Recorded information:

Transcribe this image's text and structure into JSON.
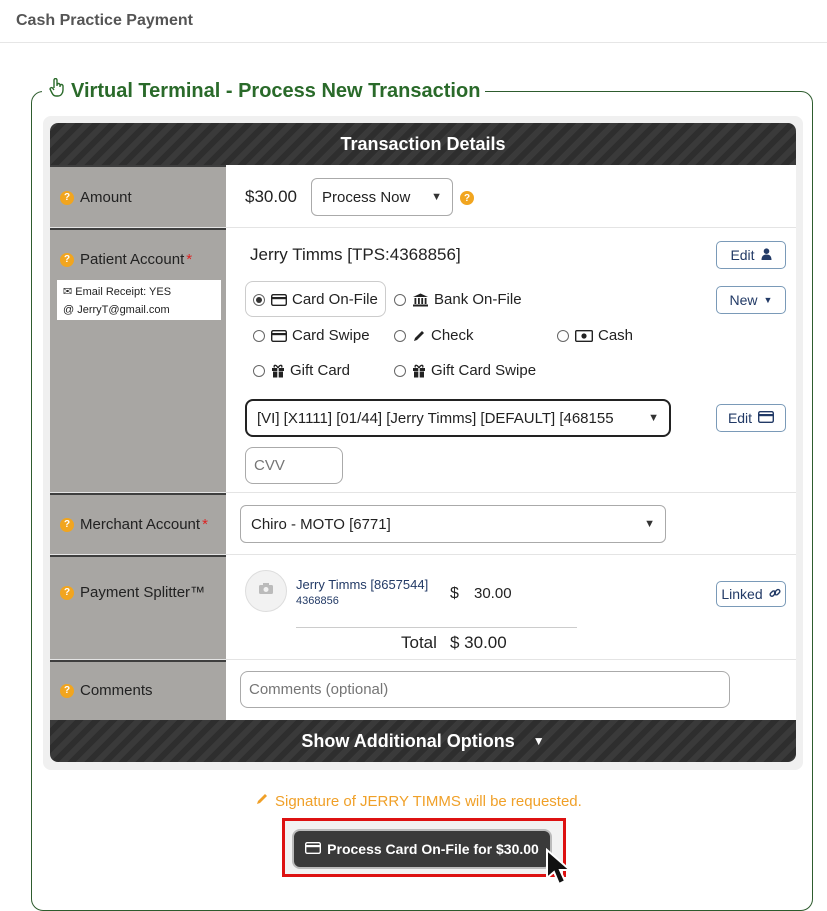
{
  "page_title": "Cash Practice Payment",
  "section_title": "Virtual Terminal - Process New Transaction",
  "transaction_header": "Transaction Details",
  "amount": {
    "label": "Amount",
    "value": "$30.00",
    "timing_selected": "Process Now"
  },
  "patient_account": {
    "label": "Patient Account",
    "required_mark": "*",
    "name": "Jerry Timms [TPS:4368856]",
    "email_receipt": "Email Receipt: YES",
    "email": "JerryT@gmail.com",
    "edit_label": "Edit",
    "new_label": "New",
    "payment_methods": [
      {
        "label": "Card On-File",
        "checked": true,
        "icon": "credit-card-icon"
      },
      {
        "label": "Bank On-File",
        "checked": false,
        "icon": "bank-icon"
      },
      {
        "label": "Card Swipe",
        "checked": false,
        "icon": "credit-card-icon"
      },
      {
        "label": "Check",
        "checked": false,
        "icon": "pencil-icon"
      },
      {
        "label": "Cash",
        "checked": false,
        "icon": "cash-icon"
      },
      {
        "label": "Gift Card",
        "checked": false,
        "icon": "gift-icon"
      },
      {
        "label": "Gift Card Swipe",
        "checked": false,
        "icon": "gift-icon"
      }
    ],
    "card_selected": "[VI] [X1111] [01/44] [Jerry Timms] [DEFAULT] [468155",
    "card_edit_label": "Edit",
    "cvv_placeholder": "CVV"
  },
  "merchant_account": {
    "label": "Merchant Account",
    "required_mark": "*",
    "selected": "Chiro - MOTO [6771]"
  },
  "payment_splitter": {
    "label": "Payment Splitter™",
    "patient_name": "Jerry Timms [8657544]",
    "patient_id": "4368856",
    "currency": "$",
    "amount": "30.00",
    "linked_label": "Linked",
    "total_label": "Total",
    "total_value": "$ 30.00"
  },
  "comments": {
    "label": "Comments",
    "placeholder": "Comments (optional)"
  },
  "additional_options_label": "Show Additional Options",
  "signature_notice": "Signature of JERRY TIMMS will be requested.",
  "process_button_label": "Process Card On-File for $30.00",
  "colors": {
    "section_green": "#2a6a2a",
    "accent_orange": "#f1a51f",
    "highlight_red": "#d11111",
    "dark_bar": "#3a3a3a"
  }
}
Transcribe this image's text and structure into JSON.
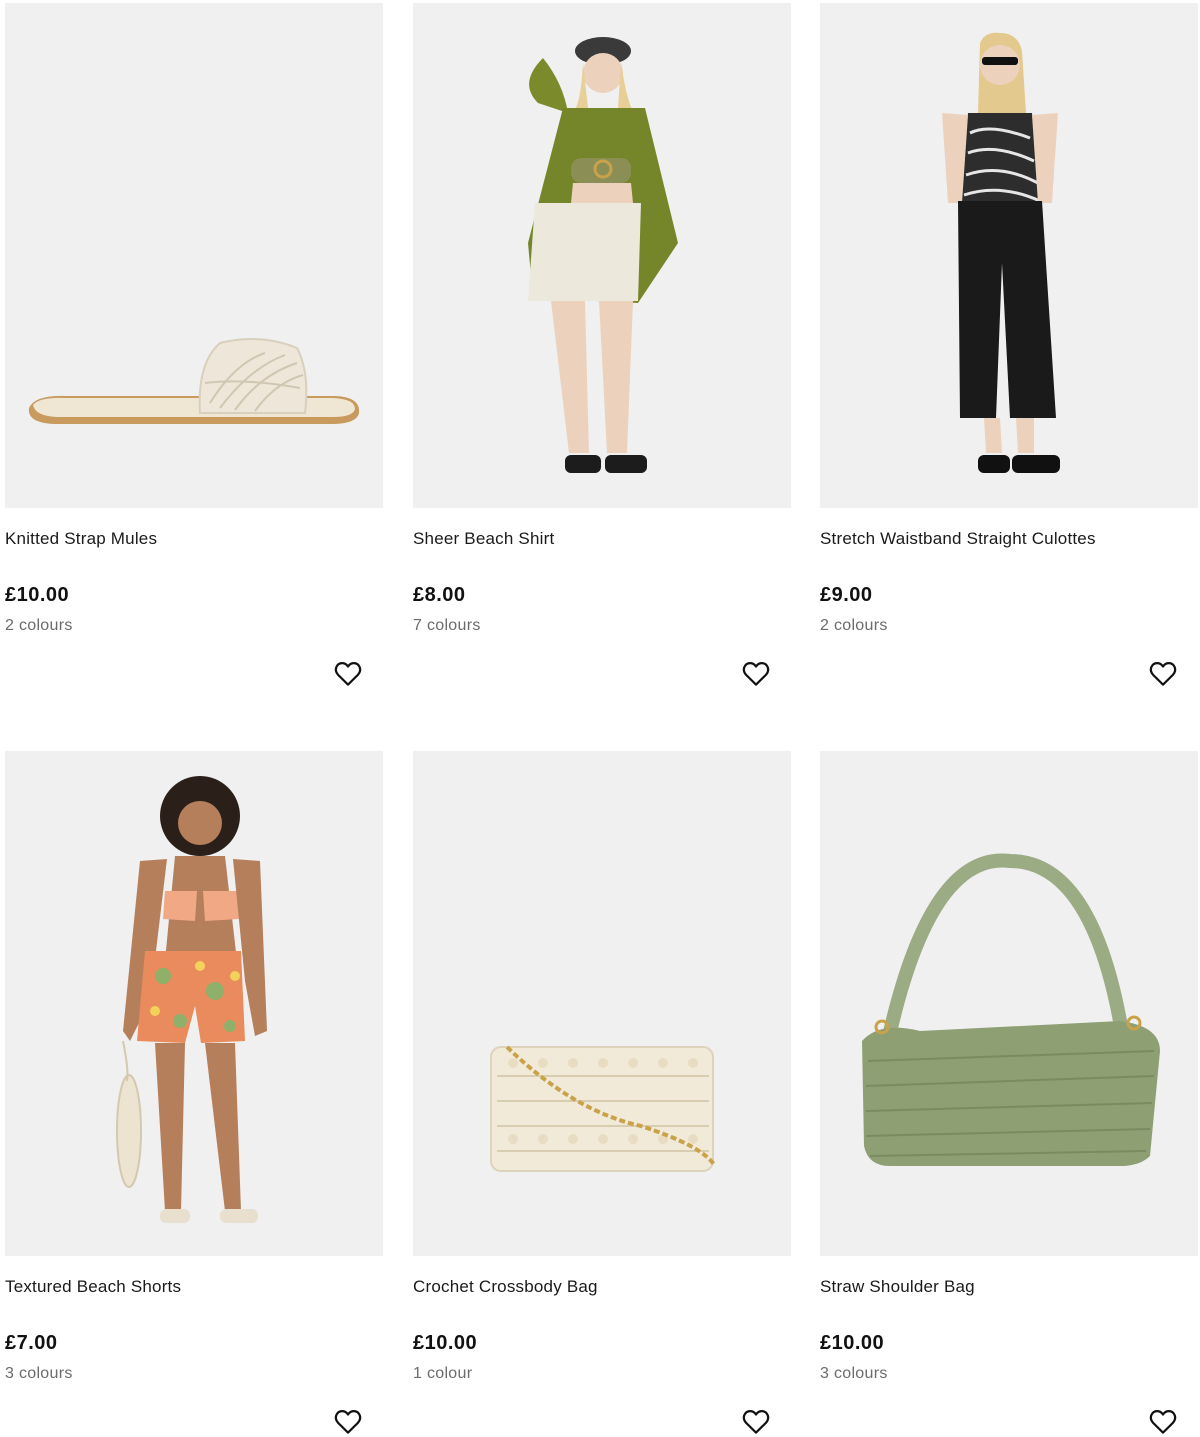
{
  "products": [
    {
      "name": "Knitted Strap Mules",
      "price": "£10.00",
      "colours": "2 colours",
      "image_icon": "sandal-image"
    },
    {
      "name": "Sheer Beach Shirt",
      "price": "£8.00",
      "colours": "7 colours",
      "image_icon": "model-shirt-image"
    },
    {
      "name": "Stretch Waistband Straight Culottes",
      "price": "£9.00",
      "colours": "2 colours",
      "image_icon": "model-culottes-image"
    },
    {
      "name": "Textured Beach Shorts",
      "price": "£7.00",
      "colours": "3 colours",
      "image_icon": "model-shorts-image"
    },
    {
      "name": "Crochet Crossbody Bag",
      "price": "£10.00",
      "colours": "1 colour",
      "image_icon": "crossbody-bag-image"
    },
    {
      "name": "Straw Shoulder Bag",
      "price": "£10.00",
      "colours": "3 colours",
      "image_icon": "shoulder-bag-image"
    }
  ],
  "wishlist_icon": "heart-outline-icon",
  "colors": {
    "image_bg": "#f0f0f0",
    "text": "#1a1a1a",
    "muted": "#6b6b6b"
  }
}
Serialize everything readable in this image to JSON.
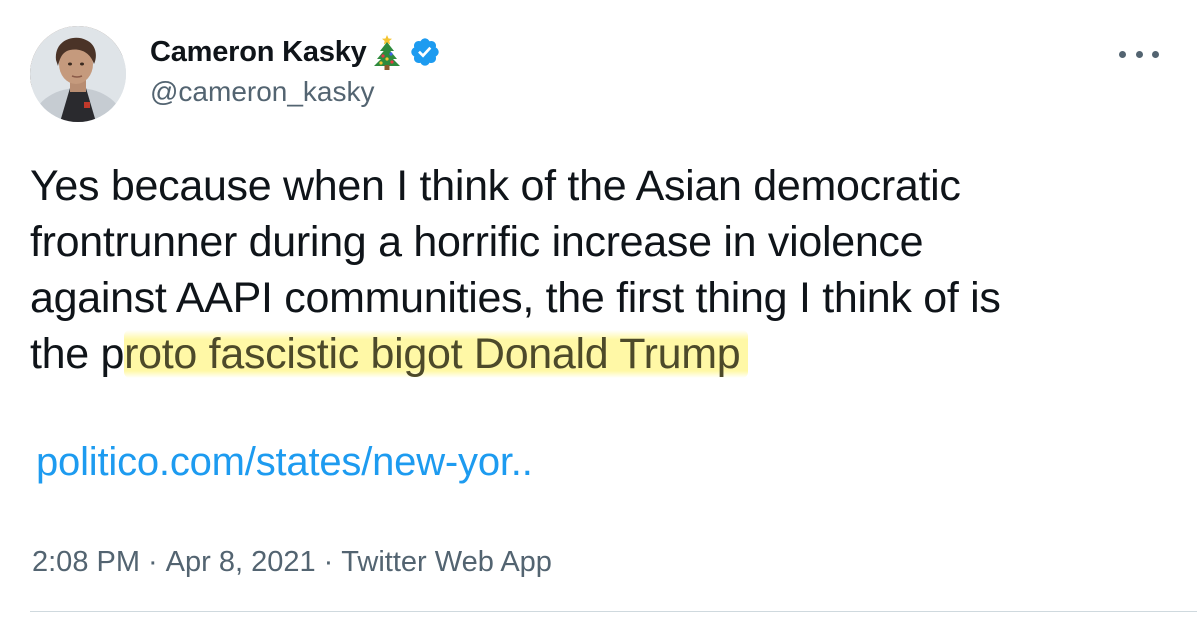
{
  "user": {
    "display_name": "Cameron Kasky",
    "handle": "@cameron_kasky",
    "name_emoji": "christmas-tree-icon",
    "verified": true,
    "verified_color": "#1d9bf0"
  },
  "tweet": {
    "lines": [
      "Yes because when I think of the Asian democratic",
      "frontrunner during a horrific increase in violence",
      "against AAPI communities, the first thing I think of is"
    ],
    "last_line_prefix": "the p",
    "last_line_highlight": "roto fascistic bigot Donald Trump",
    "highlight_color": "#fff796",
    "link_text": "politico.com/states/new-yor..",
    "link_color": "#1d9bf0"
  },
  "meta": {
    "time": "2:08 PM",
    "separator": "·",
    "date": "Apr 8, 2021",
    "source": "Twitter Web App"
  },
  "actions": {
    "more_icon": "more-horizontal-icon"
  }
}
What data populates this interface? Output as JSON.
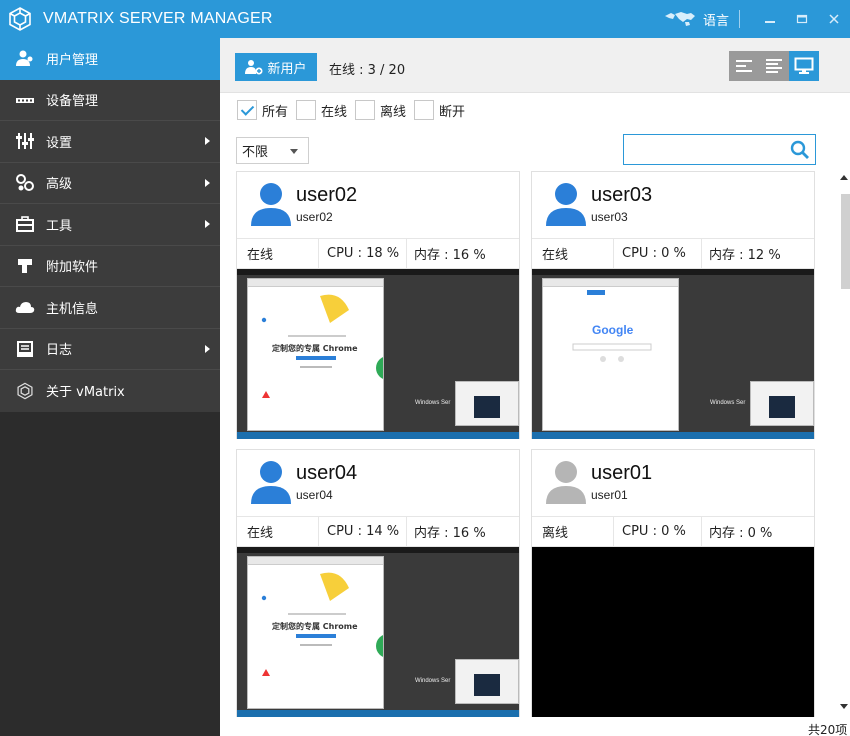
{
  "app": {
    "title": "VMATRIX SERVER MANAGER",
    "language_label": "语言",
    "minimize": "_",
    "maximize": "□",
    "close": "✕"
  },
  "sidebar": {
    "items": [
      {
        "label": "用户管理",
        "icon": "users-icon",
        "has_submenu": false,
        "active": true
      },
      {
        "label": "设备管理",
        "icon": "keyboard-icon",
        "has_submenu": false,
        "active": false
      },
      {
        "label": "设置",
        "icon": "sliders-icon",
        "has_submenu": true,
        "active": false
      },
      {
        "label": "高级",
        "icon": "gears-icon",
        "has_submenu": true,
        "active": false
      },
      {
        "label": "工具",
        "icon": "toolbox-icon",
        "has_submenu": true,
        "active": false
      },
      {
        "label": "附加软件",
        "icon": "plugin-icon",
        "has_submenu": false,
        "active": false
      },
      {
        "label": "主机信息",
        "icon": "cloud-icon",
        "has_submenu": false,
        "active": false
      },
      {
        "label": "日志",
        "icon": "log-icon",
        "has_submenu": true,
        "active": false
      },
      {
        "label": "关于 vMatrix",
        "icon": "vmatrix-logo-icon",
        "has_submenu": false,
        "active": false
      }
    ]
  },
  "toolbar": {
    "new_user_label": "新用户",
    "online_status": "在线 : 3 / 20"
  },
  "filters": {
    "options": [
      {
        "label": "所有",
        "checked": true
      },
      {
        "label": "在线",
        "checked": false
      },
      {
        "label": "离线",
        "checked": false
      },
      {
        "label": "断开",
        "checked": false
      }
    ],
    "limit_select": "不限",
    "search_placeholder": ""
  },
  "cards": [
    {
      "name": "user02",
      "sub": "user02",
      "status": "在线",
      "cpu": "CPU : 18 %",
      "mem": "内存 : 16 %",
      "online": true,
      "screen": "chrome"
    },
    {
      "name": "user03",
      "sub": "user03",
      "status": "在线",
      "cpu": "CPU : 0 %",
      "mem": "内存 : 12 %",
      "online": true,
      "screen": "google"
    },
    {
      "name": "user04",
      "sub": "user04",
      "status": "在线",
      "cpu": "CPU : 14 %",
      "mem": "内存 : 16 %",
      "online": true,
      "screen": "chrome"
    },
    {
      "name": "user01",
      "sub": "user01",
      "status": "离线",
      "cpu": "CPU : 0 %",
      "mem": "内存 : 0 %",
      "online": false,
      "screen": "none"
    }
  ],
  "screens": {
    "chrome_promo": "定制您的专属 Chrome",
    "google_logo": "Google",
    "windows_label": "Windows Ser"
  },
  "footer": {
    "total": "共20项"
  },
  "colors": {
    "accent": "#2b98d8",
    "sidebar_bg": "#3c3c3c",
    "online_avatar": "#2b7fd8",
    "offline_avatar": "#b5b5b5"
  }
}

Exercise details: Repeat the data above exactly, but not the pictures.

Full response:
Transcribe this image's text and structure into JSON.
{
  "page_title": "Cash Practice Payment",
  "section_title": "Virtual Terminal - Process New Transaction",
  "transaction_header": "Transaction Details",
  "amount": {
    "label": "Amount",
    "value": "$30.00",
    "timing_selected": "Process Now"
  },
  "patient_account": {
    "label": "Patient Account",
    "required_mark": "*",
    "name": "Jerry Timms [TPS:4368856]",
    "email_receipt": "Email Receipt: YES",
    "email": "JerryT@gmail.com",
    "edit_label": "Edit",
    "new_label": "New",
    "payment_methods": [
      {
        "label": "Card On-File",
        "checked": true,
        "icon": "credit-card-icon"
      },
      {
        "label": "Bank On-File",
        "checked": false,
        "icon": "bank-icon"
      },
      {
        "label": "Card Swipe",
        "checked": false,
        "icon": "credit-card-icon"
      },
      {
        "label": "Check",
        "checked": false,
        "icon": "pencil-icon"
      },
      {
        "label": "Cash",
        "checked": false,
        "icon": "cash-icon"
      },
      {
        "label": "Gift Card",
        "checked": false,
        "icon": "gift-icon"
      },
      {
        "label": "Gift Card Swipe",
        "checked": false,
        "icon": "gift-icon"
      }
    ],
    "card_selected": "[VI] [X1111] [01/44] [Jerry Timms] [DEFAULT] [468155",
    "card_edit_label": "Edit",
    "cvv_placeholder": "CVV"
  },
  "merchant_account": {
    "label": "Merchant Account",
    "required_mark": "*",
    "selected": "Chiro - MOTO [6771]"
  },
  "payment_splitter": {
    "label": "Payment Splitter™",
    "patient_name": "Jerry Timms [8657544]",
    "patient_id": "4368856",
    "currency": "$",
    "amount": "30.00",
    "linked_label": "Linked",
    "total_label": "Total",
    "total_value": "$ 30.00"
  },
  "comments": {
    "label": "Comments",
    "placeholder": "Comments (optional)"
  },
  "additional_options_label": "Show Additional Options",
  "signature_notice": "Signature of JERRY TIMMS will be requested.",
  "process_button_label": "Process Card On-File for $30.00",
  "colors": {
    "section_green": "#2a6a2a",
    "accent_orange": "#f1a51f",
    "highlight_red": "#d11111",
    "dark_bar": "#3a3a3a"
  }
}
Transcribe this image's text and structure into JSON.
{
  "products": [
    {
      "name": "Knitted Strap Mules",
      "price": "£10.00",
      "colours": "2 colours",
      "image_icon": "sandal-image"
    },
    {
      "name": "Sheer Beach Shirt",
      "price": "£8.00",
      "colours": "7 colours",
      "image_icon": "model-shirt-image"
    },
    {
      "name": "Stretch Waistband Straight Culottes",
      "price": "£9.00",
      "colours": "2 colours",
      "image_icon": "model-culottes-image"
    },
    {
      "name": "Textured Beach Shorts",
      "price": "£7.00",
      "colours": "3 colours",
      "image_icon": "model-shorts-image"
    },
    {
      "name": "Crochet Crossbody Bag",
      "price": "£10.00",
      "colours": "1 colour",
      "image_icon": "crossbody-bag-image"
    },
    {
      "name": "Straw Shoulder Bag",
      "price": "£10.00",
      "colours": "3 colours",
      "image_icon": "shoulder-bag-image"
    }
  ],
  "wishlist_icon": "heart-outline-icon",
  "colors": {
    "image_bg": "#f0f0f0",
    "text": "#1a1a1a",
    "muted": "#6b6b6b"
  }
}
Serialize everything readable in this image to JSON.
{
  "user": {
    "display_name": "Cameron Kasky",
    "handle": "@cameron_kasky",
    "name_emoji": "christmas-tree-icon",
    "verified": true,
    "verified_color": "#1d9bf0"
  },
  "tweet": {
    "lines": [
      "Yes because when I think of the Asian democratic",
      "frontrunner during a horrific increase in violence",
      "against AAPI communities, the first thing I think of is"
    ],
    "last_line_prefix": "the p",
    "last_line_highlight": "roto fascistic bigot Donald Trump",
    "highlight_color": "#fff796",
    "link_text": "politico.com/states/new-yor..",
    "link_color": "#1d9bf0"
  },
  "meta": {
    "time": "2:08 PM",
    "separator": "·",
    "date": "Apr 8, 2021",
    "source": "Twitter Web App"
  },
  "actions": {
    "more_icon": "more-horizontal-icon"
  }
}
What data populates this interface? Output as JSON.
{
  "app": {
    "title": "VMATRIX SERVER MANAGER",
    "language_label": "语言",
    "minimize": "_",
    "maximize": "□",
    "close": "✕"
  },
  "sidebar": {
    "items": [
      {
        "label": "用户管理",
        "icon": "users-icon",
        "has_submenu": false,
        "active": true
      },
      {
        "label": "设备管理",
        "icon": "keyboard-icon",
        "has_submenu": false,
        "active": false
      },
      {
        "label": "设置",
        "icon": "sliders-icon",
        "has_submenu": true,
        "active": false
      },
      {
        "label": "高级",
        "icon": "gears-icon",
        "has_submenu": true,
        "active": false
      },
      {
        "label": "工具",
        "icon": "toolbox-icon",
        "has_submenu": true,
        "active": false
      },
      {
        "label": "附加软件",
        "icon": "plugin-icon",
        "has_submenu": false,
        "active": false
      },
      {
        "label": "主机信息",
        "icon": "cloud-icon",
        "has_submenu": false,
        "active": false
      },
      {
        "label": "日志",
        "icon": "log-icon",
        "has_submenu": true,
        "active": false
      },
      {
        "label": "关于 vMatrix",
        "icon": "vmatrix-logo-icon",
        "has_submenu": false,
        "active": false
      }
    ]
  },
  "toolbar": {
    "new_user_label": "新用户",
    "online_status": "在线 : 3 / 20"
  },
  "filters": {
    "options": [
      {
        "label": "所有",
        "checked": true
      },
      {
        "label": "在线",
        "checked": false
      },
      {
        "label": "离线",
        "checked": false
      },
      {
        "label": "断开",
        "checked": false
      }
    ],
    "limit_select": "不限",
    "search_placeholder": ""
  },
  "cards": [
    {
      "name": "user02",
      "sub": "user02",
      "status": "在线",
      "cpu": "CPU : 18 %",
      "mem": "内存 : 16 %",
      "online": true,
      "screen": "chrome"
    },
    {
      "name": "user03",
      "sub": "user03",
      "status": "在线",
      "cpu": "CPU : 0 %",
      "mem": "内存 : 12 %",
      "online": true,
      "screen": "google"
    },
    {
      "name": "user04",
      "sub": "user04",
      "status": "在线",
      "cpu": "CPU : 14 %",
      "mem": "内存 : 16 %",
      "online": true,
      "screen": "chrome"
    },
    {
      "name": "user01",
      "sub": "user01",
      "status": "离线",
      "cpu": "CPU : 0 %",
      "mem": "内存 : 0 %",
      "online": false,
      "screen": "none"
    }
  ],
  "screens": {
    "chrome_promo": "定制您的专属 Chrome",
    "google_logo": "Google",
    "windows_label": "Windows Ser"
  },
  "footer": {
    "total": "共20项"
  },
  "colors": {
    "accent": "#2b98d8",
    "sidebar_bg": "#3c3c3c",
    "online_avatar": "#2b7fd8",
    "offline_avatar": "#b5b5b5"
  }
}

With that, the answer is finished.